### [Task prompt]
Count how many lines include "table" and answer with that number only.

### [Given information]

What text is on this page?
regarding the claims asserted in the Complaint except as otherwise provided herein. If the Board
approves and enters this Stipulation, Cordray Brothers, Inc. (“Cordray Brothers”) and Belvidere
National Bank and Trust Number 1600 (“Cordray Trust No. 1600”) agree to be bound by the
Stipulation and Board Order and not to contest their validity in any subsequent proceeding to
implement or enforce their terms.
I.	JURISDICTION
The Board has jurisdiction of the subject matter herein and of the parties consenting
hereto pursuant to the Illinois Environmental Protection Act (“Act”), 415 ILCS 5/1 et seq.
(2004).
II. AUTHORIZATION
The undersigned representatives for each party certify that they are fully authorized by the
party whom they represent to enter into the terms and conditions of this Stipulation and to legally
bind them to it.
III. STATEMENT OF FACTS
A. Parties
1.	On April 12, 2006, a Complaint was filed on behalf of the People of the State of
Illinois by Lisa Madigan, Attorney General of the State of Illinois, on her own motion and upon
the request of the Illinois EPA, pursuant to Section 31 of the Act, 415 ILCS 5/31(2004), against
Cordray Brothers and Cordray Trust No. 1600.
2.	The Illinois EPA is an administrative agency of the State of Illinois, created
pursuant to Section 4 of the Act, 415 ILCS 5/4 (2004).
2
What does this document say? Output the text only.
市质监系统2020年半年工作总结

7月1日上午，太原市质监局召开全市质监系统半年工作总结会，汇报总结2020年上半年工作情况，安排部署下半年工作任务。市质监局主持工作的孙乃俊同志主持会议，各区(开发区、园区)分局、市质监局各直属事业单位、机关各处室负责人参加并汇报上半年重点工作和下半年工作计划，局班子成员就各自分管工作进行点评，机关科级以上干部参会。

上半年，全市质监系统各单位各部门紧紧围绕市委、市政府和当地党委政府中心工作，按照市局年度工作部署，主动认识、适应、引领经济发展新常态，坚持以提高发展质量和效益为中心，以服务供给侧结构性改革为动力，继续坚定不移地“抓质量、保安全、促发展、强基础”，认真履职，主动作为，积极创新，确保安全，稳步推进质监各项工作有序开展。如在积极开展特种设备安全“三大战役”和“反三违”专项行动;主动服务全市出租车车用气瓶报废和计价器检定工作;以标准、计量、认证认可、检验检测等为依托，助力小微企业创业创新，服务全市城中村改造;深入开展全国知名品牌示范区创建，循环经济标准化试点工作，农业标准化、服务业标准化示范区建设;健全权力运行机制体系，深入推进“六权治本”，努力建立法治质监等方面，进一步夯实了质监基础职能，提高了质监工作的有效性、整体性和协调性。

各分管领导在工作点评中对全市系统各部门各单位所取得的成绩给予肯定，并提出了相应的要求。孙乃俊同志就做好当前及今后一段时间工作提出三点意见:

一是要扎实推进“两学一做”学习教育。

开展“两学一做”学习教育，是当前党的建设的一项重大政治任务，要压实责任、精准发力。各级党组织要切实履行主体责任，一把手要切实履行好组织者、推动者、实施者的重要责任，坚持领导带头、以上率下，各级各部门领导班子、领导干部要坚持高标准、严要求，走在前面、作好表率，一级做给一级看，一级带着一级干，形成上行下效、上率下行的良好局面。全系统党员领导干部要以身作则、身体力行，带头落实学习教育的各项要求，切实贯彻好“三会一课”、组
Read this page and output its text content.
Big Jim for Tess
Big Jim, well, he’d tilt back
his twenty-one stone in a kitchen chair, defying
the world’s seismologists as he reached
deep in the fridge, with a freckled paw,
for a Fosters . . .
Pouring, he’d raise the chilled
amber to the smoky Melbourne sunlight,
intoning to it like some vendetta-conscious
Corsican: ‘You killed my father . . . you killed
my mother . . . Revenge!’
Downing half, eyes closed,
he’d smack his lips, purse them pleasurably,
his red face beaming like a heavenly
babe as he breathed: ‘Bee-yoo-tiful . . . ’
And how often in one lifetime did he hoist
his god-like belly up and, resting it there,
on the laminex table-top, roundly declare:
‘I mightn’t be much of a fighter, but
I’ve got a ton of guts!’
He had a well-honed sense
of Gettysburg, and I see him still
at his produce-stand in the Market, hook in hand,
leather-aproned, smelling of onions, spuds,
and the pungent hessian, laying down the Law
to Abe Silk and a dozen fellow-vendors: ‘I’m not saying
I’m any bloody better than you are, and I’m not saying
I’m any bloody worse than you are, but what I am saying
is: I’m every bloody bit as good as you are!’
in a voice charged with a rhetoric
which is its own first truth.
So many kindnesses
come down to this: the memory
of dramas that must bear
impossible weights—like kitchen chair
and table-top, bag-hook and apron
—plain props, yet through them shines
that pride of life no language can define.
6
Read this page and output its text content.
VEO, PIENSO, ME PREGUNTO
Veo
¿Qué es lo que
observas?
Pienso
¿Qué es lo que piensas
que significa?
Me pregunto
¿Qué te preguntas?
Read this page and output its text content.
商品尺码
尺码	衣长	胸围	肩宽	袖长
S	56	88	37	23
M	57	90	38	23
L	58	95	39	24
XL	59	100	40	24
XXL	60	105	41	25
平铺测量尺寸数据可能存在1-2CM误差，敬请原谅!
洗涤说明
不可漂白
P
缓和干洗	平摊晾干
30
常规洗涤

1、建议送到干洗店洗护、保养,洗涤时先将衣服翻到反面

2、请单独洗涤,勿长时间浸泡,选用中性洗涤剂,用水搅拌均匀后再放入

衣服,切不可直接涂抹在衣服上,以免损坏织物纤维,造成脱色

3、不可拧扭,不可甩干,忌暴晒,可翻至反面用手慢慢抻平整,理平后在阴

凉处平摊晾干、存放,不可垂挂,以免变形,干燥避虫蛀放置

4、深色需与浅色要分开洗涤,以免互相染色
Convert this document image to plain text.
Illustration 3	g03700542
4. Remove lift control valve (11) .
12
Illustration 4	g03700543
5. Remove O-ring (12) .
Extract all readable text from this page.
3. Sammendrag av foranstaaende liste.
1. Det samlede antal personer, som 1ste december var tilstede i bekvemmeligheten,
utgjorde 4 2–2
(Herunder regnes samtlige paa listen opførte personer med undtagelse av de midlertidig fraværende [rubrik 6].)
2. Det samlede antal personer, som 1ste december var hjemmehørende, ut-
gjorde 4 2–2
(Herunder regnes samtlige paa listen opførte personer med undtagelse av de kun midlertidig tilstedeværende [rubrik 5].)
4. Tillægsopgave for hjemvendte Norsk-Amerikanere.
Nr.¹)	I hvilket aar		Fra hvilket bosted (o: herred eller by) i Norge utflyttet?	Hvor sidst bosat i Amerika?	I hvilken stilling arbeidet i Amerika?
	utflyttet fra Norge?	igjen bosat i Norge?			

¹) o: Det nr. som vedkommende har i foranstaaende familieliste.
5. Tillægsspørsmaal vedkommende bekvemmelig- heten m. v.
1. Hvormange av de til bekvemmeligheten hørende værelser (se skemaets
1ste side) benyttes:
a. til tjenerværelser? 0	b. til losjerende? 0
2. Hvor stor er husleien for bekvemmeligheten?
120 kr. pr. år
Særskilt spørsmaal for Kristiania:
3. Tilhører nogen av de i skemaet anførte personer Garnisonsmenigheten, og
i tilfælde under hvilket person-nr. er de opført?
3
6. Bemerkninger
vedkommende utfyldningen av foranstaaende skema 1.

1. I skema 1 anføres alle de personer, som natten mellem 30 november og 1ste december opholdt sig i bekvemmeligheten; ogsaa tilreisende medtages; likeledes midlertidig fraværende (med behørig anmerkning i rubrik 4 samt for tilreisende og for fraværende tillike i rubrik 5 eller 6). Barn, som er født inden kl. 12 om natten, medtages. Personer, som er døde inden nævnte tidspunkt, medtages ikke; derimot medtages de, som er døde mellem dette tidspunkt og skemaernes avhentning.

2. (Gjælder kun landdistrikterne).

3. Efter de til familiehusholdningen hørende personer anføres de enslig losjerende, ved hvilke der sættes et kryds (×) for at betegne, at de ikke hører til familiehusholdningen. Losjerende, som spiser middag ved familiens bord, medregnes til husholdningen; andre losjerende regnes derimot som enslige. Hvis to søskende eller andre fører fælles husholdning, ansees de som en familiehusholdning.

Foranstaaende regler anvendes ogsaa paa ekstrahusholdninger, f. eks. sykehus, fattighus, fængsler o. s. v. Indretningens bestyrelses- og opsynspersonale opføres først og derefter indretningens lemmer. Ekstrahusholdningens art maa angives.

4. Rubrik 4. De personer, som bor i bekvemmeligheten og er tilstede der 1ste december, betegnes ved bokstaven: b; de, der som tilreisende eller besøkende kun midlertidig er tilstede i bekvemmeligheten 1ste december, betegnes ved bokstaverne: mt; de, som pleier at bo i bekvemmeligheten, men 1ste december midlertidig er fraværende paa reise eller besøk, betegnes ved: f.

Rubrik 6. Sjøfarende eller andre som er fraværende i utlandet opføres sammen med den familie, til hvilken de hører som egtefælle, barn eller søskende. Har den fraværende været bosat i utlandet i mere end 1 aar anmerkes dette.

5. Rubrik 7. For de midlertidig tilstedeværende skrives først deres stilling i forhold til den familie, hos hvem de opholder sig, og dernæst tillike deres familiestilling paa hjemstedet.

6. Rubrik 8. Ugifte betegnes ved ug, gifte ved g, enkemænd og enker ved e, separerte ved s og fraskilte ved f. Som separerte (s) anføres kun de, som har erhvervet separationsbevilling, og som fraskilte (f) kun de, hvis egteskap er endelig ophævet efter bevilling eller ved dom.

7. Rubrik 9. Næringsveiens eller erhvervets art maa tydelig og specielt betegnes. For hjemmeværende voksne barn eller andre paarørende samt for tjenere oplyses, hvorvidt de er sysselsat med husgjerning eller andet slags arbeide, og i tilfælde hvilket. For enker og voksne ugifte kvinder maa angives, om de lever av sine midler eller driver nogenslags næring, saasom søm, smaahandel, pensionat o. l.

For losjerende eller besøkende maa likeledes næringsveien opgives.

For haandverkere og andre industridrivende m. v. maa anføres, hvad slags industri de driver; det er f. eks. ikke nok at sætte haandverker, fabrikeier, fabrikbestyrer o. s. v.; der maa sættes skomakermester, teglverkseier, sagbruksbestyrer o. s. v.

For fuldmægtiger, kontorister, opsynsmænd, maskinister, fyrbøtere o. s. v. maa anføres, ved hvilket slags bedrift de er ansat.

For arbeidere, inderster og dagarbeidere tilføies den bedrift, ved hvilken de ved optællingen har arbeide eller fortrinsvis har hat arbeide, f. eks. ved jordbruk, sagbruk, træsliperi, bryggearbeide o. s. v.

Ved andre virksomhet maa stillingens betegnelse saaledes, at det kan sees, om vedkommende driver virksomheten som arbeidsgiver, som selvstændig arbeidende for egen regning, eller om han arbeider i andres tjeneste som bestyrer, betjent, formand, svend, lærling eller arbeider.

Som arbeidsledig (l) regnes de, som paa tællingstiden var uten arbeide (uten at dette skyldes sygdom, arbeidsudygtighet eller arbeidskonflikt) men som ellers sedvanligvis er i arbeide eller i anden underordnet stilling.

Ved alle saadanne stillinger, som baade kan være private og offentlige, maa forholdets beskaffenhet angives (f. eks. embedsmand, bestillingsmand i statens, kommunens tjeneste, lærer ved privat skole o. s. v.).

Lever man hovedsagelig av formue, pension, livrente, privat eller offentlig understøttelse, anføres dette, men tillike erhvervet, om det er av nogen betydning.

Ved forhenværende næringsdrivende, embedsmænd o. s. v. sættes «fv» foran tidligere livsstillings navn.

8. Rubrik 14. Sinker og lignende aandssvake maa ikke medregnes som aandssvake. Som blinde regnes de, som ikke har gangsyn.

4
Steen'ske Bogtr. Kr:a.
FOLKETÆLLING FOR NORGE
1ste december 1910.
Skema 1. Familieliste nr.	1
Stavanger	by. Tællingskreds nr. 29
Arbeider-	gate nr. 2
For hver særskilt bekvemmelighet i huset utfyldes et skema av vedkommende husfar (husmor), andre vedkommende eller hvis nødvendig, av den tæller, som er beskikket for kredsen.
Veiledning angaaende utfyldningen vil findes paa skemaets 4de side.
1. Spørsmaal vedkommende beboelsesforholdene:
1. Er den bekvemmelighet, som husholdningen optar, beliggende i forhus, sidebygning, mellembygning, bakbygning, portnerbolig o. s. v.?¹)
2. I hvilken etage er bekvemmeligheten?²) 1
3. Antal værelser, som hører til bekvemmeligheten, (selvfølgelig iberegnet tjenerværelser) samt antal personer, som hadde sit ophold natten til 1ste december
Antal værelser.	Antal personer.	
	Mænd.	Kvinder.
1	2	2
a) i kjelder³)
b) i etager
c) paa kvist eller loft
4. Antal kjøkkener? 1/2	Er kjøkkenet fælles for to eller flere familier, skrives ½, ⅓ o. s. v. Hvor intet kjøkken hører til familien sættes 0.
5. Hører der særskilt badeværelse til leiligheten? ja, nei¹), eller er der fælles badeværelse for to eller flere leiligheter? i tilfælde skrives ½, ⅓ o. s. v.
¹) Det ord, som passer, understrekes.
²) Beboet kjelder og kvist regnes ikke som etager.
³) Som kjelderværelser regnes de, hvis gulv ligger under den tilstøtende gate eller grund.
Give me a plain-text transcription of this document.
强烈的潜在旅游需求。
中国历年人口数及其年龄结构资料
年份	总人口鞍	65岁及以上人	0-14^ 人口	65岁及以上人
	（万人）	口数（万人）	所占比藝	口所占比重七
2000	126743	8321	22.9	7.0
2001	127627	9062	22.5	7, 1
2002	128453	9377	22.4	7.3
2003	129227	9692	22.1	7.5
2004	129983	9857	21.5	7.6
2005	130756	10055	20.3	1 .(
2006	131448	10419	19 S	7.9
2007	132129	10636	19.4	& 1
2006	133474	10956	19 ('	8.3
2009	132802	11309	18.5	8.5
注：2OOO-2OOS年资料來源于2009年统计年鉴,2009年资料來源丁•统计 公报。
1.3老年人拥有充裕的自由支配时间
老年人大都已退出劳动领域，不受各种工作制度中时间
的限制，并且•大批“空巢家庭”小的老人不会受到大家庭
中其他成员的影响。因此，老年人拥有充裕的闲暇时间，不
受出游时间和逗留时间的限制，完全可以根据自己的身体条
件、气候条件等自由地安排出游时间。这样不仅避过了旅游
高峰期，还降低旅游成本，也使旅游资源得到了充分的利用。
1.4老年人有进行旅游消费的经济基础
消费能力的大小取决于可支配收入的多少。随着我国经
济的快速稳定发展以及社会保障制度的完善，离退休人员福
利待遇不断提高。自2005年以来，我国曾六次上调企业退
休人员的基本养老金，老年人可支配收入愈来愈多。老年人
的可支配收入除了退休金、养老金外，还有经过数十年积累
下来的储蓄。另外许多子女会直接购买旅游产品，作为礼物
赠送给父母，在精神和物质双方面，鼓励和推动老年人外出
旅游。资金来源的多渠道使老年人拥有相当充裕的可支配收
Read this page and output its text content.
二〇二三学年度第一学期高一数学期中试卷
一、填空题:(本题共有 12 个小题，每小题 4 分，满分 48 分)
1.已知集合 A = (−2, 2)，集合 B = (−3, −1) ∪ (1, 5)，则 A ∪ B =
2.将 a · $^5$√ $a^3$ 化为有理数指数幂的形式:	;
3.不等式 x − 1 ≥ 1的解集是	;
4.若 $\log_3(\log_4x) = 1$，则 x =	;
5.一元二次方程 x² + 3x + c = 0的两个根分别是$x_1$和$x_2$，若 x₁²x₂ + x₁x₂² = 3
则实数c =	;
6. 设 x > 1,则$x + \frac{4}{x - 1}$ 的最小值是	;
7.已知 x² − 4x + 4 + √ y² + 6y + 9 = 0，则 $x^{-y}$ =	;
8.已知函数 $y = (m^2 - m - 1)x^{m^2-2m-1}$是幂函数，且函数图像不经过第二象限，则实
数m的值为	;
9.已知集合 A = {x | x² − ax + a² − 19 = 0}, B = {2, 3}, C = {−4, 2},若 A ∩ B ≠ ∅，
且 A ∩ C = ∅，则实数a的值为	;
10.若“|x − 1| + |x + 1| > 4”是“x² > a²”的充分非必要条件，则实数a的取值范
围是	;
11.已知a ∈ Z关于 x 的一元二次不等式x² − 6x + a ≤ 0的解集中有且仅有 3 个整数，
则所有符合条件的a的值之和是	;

### [Final answer]
2